__Requirements__: Find how many lines contain the word "Nifty" and state that number alone.

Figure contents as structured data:
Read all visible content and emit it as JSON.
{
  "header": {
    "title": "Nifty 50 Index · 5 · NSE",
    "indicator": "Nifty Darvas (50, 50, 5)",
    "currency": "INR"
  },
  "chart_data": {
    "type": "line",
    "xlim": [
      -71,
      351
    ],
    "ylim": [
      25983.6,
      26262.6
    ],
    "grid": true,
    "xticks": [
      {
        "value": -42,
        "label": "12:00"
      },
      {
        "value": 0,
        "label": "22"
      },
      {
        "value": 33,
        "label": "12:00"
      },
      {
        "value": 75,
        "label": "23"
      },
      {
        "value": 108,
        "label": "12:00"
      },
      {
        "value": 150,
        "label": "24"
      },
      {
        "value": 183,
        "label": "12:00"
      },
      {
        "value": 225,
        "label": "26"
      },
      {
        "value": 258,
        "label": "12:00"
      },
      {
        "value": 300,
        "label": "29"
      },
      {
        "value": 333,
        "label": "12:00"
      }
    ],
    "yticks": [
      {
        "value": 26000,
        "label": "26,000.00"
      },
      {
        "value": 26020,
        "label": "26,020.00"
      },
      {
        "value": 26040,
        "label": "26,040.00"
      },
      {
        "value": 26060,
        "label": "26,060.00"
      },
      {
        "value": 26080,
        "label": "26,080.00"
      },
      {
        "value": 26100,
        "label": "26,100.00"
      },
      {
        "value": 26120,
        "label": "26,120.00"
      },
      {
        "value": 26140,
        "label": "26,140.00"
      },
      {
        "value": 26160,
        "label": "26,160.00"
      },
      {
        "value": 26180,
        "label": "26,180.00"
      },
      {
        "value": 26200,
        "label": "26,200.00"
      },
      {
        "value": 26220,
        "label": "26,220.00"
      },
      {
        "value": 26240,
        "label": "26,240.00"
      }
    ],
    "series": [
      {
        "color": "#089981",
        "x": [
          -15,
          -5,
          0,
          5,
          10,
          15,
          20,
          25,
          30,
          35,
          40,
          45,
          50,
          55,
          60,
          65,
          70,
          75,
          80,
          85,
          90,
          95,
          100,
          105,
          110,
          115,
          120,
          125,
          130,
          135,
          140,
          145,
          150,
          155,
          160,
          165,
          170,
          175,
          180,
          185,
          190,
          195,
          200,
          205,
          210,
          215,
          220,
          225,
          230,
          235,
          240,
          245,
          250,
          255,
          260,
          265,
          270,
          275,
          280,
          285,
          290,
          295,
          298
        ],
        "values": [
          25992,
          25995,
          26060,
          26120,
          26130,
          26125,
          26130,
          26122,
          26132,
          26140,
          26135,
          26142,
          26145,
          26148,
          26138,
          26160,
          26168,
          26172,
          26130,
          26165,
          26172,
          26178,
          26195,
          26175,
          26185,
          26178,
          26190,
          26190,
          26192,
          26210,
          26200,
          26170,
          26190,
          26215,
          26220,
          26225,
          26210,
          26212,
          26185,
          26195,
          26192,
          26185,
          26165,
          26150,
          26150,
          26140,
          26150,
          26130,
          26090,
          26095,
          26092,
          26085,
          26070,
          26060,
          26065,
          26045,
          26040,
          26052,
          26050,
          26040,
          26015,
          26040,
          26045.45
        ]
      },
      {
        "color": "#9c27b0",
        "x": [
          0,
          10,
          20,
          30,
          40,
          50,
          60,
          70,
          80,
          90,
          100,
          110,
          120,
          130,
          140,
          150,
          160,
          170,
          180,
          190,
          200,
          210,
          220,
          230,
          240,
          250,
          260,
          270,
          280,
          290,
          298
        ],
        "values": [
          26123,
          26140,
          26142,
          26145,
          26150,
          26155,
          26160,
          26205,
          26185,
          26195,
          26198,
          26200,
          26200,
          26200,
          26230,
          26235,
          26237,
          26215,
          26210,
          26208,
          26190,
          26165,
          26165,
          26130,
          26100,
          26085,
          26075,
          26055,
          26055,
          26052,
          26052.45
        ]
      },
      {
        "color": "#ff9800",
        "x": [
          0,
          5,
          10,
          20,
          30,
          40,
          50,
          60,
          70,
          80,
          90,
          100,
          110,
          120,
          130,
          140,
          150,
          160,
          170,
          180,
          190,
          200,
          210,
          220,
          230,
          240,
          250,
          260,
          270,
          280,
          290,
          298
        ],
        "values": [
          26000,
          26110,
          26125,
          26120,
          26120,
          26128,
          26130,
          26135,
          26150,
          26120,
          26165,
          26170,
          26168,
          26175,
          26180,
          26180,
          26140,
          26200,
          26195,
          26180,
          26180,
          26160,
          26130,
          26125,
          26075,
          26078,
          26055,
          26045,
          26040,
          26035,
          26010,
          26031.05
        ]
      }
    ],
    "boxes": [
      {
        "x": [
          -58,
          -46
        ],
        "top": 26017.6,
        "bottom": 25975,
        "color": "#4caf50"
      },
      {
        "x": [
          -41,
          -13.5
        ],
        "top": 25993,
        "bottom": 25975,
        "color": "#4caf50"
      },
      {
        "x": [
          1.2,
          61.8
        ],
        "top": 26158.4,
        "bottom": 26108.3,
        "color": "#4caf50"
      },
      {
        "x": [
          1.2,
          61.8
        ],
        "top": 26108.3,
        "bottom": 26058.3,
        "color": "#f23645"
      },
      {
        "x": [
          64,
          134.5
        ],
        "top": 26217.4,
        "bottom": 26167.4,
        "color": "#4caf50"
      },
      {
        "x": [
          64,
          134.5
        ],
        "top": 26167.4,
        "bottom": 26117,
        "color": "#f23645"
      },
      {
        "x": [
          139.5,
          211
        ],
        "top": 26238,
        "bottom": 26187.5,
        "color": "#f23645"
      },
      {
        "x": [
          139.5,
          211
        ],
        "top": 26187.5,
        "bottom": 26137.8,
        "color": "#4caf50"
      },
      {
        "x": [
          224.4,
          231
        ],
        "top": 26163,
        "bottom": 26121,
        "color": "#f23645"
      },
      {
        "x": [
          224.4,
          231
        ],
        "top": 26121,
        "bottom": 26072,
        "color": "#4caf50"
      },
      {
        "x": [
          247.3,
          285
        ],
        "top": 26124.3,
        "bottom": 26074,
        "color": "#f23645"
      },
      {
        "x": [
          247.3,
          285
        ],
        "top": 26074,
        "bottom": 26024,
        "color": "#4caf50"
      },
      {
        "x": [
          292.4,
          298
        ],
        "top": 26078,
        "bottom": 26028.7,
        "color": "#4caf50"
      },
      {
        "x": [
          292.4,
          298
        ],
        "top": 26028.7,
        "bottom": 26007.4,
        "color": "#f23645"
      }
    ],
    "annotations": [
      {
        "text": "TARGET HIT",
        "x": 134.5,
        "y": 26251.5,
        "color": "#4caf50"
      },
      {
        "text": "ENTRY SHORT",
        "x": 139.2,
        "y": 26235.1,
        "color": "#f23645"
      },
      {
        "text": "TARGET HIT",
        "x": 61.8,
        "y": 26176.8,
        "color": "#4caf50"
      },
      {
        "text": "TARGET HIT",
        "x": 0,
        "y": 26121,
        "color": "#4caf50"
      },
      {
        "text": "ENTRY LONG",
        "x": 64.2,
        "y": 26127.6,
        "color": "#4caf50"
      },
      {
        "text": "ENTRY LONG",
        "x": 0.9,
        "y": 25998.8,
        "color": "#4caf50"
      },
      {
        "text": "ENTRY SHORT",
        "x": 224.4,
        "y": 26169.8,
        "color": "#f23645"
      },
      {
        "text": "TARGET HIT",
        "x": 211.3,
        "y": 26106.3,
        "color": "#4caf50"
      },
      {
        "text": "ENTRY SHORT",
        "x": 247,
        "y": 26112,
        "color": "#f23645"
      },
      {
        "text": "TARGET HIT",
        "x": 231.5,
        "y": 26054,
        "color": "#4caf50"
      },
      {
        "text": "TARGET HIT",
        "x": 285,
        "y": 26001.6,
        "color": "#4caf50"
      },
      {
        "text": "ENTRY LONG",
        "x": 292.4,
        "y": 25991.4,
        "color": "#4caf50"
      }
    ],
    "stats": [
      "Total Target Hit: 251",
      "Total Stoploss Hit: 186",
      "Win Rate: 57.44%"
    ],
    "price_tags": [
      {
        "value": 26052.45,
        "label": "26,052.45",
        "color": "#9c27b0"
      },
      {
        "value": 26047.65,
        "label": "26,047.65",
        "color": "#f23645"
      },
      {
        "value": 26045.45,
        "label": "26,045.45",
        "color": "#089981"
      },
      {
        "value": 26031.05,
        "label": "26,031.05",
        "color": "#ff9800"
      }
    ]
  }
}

__Written response__: 2